Stated exercise
Copy all of the records below verbatim.

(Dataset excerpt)
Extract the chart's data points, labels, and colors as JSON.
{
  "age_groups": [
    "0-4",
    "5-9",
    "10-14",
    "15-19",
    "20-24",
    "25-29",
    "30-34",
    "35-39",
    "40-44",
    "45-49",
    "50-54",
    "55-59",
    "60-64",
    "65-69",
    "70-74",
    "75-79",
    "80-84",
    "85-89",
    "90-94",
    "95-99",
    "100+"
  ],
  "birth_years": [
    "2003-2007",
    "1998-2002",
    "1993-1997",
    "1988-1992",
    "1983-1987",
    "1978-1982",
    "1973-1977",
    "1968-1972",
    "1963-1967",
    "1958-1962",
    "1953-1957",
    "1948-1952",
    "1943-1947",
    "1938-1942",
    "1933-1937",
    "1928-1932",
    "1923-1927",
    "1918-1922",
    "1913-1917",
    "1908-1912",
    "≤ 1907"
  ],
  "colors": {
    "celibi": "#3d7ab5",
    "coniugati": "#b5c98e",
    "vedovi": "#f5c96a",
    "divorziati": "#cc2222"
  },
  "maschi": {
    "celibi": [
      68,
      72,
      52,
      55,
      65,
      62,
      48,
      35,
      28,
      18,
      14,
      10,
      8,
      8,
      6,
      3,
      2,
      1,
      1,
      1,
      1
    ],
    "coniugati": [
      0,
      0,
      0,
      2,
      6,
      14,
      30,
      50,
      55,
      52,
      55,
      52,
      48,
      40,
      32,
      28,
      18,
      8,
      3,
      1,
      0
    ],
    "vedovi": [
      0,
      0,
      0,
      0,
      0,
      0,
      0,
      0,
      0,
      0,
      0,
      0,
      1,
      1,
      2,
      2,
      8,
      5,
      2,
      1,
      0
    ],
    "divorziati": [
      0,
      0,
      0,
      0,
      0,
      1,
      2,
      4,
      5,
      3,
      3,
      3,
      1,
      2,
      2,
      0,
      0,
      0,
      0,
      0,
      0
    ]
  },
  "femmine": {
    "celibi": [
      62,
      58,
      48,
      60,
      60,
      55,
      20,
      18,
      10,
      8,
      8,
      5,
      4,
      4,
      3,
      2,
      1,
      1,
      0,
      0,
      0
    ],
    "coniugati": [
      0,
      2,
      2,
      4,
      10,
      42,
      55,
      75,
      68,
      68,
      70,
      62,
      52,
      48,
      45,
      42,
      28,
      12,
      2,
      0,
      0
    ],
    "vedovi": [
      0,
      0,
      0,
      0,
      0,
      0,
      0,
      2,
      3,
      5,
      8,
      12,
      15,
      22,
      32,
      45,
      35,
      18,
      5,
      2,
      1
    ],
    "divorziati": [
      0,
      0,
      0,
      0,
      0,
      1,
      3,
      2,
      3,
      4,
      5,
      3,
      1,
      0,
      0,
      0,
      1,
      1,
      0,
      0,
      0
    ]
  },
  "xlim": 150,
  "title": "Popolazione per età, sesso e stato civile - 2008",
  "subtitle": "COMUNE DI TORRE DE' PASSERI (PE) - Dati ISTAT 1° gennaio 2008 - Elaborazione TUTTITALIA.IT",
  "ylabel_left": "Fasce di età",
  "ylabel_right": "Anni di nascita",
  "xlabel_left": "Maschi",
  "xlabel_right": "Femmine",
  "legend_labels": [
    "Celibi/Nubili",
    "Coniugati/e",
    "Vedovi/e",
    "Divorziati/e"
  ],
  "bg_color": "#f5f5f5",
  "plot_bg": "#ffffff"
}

Response below
Extract the chart's data points, labels, and colors as JSON.
{
  "age_groups": [
    "0-4",
    "5-9",
    "10-14",
    "15-19",
    "20-24",
    "25-29",
    "30-34",
    "35-39",
    "40-44",
    "45-49",
    "50-54",
    "55-59",
    "60-64",
    "65-69",
    "70-74",
    "75-79",
    "80-84",
    "85-89",
    "90-94",
    "95-99",
    "100+"
  ],
  "birth_years": [
    "2003-2007",
    "1998-2002",
    "1993-1997",
    "1988-1992",
    "1983-1987",
    "1978-1982",
    "1973-1977",
    "1968-1972",
    "1963-1967",
    "1958-1962",
    "1953-1957",
    "1948-1952",
    "1943-1947",
    "1938-1942",
    "1933-1937",
    "1928-1932",
    "1923-1927",
    "1918-1922",
    "1913-1917",
    "1908-1912",
    "≤ 1907"
  ],
  "colors": {
    "celibi": "#3d7ab5",
    "coniugati": "#b5c98e",
    "vedovi": "#f5c96a",
    "divorziati": "#cc2222"
  },
  "maschi": {
    "celibi": [
      68,
      72,
      52,
      55,
      65,
      62,
      48,
      35,
      28,
      18,
      14,
      10,
      8,
      8,
      6,
      3,
      2,
      1,
      1,
      1,
      1
    ],
    "coniugati": [
      0,
      0,
      0,
      2,
      6,
      14,
      30,
      50,
      55,
      52,
      55,
      52,
      48,
      40,
      32,
      28,
      18,
      8,
      3,
      1,
      0
    ],
    "vedovi": [
      0,
      0,
      0,
      0,
      0,
      0,
      0,
      0,
      0,
      0,
      0,
      0,
      1,
      1,
      2,
      2,
      8,
      5,
      2,
      1,
      0
    ],
    "divorziati": [
      0,
      0,
      0,
      0,
      0,
      1,
      2,
      4,
      5,
      3,
      3,
      3,
      1,
      2,
      2,
      0,
      0,
      0,
      0,
      0,
      0
    ]
  },
  "femmine": {
    "celibi": [
      62,
      58,
      48,
      60,
      60,
      55,
      20,
      18,
      10,
      8,
      8,
      5,
      4,
      4,
      3,
      2,
      1,
      1,
      0,
      0,
      0
    ],
    "coniugati": [
      0,
      2,
      2,
      4,
      10,
      42,
      55,
      75,
      68,
      68,
      70,
      62,
      52,
      48,
      45,
      42,
      28,
      12,
      2,
      0,
      0
    ],
    "vedovi": [
      0,
      0,
      0,
      0,
      0,
      0,
      0,
      2,
      3,
      5,
      8,
      12,
      15,
      22,
      32,
      45,
      35,
      18,
      5,
      2,
      1
    ],
    "divorziati": [
      0,
      0,
      0,
      0,
      0,
      1,
      3,
      2,
      3,
      4,
      5,
      3,
      1,
      0,
      0,
      0,
      1,
      1,
      0,
      0,
      0
    ]
  },
  "xlim": 150,
  "title": "Popolazione per età, sesso e stato civile - 2008",
  "subtitle": "COMUNE DI TORRE DE' PASSERI (PE) - Dati ISTAT 1° gennaio 2008 - Elaborazione TUTTITALIA.IT",
  "ylabel_left": "Fasce di età",
  "ylabel_right": "Anni di nascita",
  "xlabel_left": "Maschi",
  "xlabel_right": "Femmine",
  "legend_labels": [
    "Celibi/Nubili",
    "Coniugati/e",
    "Vedovi/e",
    "Divorziati/e"
  ],
  "bg_color": "#f5f5f5",
  "plot_bg": "#ffffff"
}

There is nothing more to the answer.